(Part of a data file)

___

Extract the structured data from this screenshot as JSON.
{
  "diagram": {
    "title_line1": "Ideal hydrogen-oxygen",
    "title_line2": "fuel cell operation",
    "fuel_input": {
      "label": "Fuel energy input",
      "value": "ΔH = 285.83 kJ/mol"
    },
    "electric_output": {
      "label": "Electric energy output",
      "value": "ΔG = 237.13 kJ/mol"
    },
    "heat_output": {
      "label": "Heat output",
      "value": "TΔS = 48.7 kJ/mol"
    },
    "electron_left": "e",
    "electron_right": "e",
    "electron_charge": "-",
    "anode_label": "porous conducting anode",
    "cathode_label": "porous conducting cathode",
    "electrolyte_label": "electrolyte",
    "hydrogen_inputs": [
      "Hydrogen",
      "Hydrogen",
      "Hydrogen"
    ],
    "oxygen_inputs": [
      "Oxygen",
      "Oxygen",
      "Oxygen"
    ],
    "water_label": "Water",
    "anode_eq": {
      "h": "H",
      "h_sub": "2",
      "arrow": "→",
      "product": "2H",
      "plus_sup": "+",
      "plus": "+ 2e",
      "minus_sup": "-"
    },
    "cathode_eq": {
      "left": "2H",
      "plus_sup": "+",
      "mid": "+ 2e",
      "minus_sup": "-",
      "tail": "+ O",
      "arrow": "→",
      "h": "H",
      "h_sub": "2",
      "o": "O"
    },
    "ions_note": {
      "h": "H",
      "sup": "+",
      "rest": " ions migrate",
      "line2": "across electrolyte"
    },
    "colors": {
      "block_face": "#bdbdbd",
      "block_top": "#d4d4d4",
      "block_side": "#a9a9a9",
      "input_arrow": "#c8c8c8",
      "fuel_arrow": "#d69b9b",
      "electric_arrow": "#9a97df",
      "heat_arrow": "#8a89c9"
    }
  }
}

___

* Requirements:
Reproduce the material above, every line of it, exactly.

* Result for this exercise:
Extract the structured data from this screenshot as JSON.
{
  "diagram": {
    "title_line1": "Ideal hydrogen-oxygen",
    "title_line2": "fuel cell operation",
    "fuel_input": {
      "label": "Fuel energy input",
      "value": "ΔH = 285.83 kJ/mol"
    },
    "electric_output": {
      "label": "Electric energy output",
      "value": "ΔG = 237.13 kJ/mol"
    },
    "heat_output": {
      "label": "Heat output",
      "value": "TΔS = 48.7 kJ/mol"
    },
    "electron_left": "e",
    "electron_right": "e",
    "electron_charge": "-",
    "anode_label": "porous conducting anode",
    "cathode_label": "porous conducting cathode",
    "electrolyte_label": "electrolyte",
    "hydrogen_inputs": [
      "Hydrogen",
      "Hydrogen",
      "Hydrogen"
    ],
    "oxygen_inputs": [
      "Oxygen",
      "Oxygen",
      "Oxygen"
    ],
    "water_label": "Water",
    "anode_eq": {
      "h": "H",
      "h_sub": "2",
      "arrow": "→",
      "product": "2H",
      "plus_sup": "+",
      "plus": "+ 2e",
      "minus_sup": "-"
    },
    "cathode_eq": {
      "left": "2H",
      "plus_sup": "+",
      "mid": "+ 2e",
      "minus_sup": "-",
      "tail": "+ O",
      "arrow": "→",
      "h": "H",
      "h_sub": "2",
      "o": "O"
    },
    "ions_note": {
      "h": "H",
      "sup": "+",
      "rest": " ions migrate",
      "line2": "across electrolyte"
    },
    "colors": {
      "block_face": "#bdbdbd",
      "block_top": "#d4d4d4",
      "block_side": "#a9a9a9",
      "input_arrow": "#c8c8c8",
      "fuel_arrow": "#d69b9b",
      "electric_arrow": "#9a97df",
      "heat_arrow": "#8a89c9"
    }
  }
}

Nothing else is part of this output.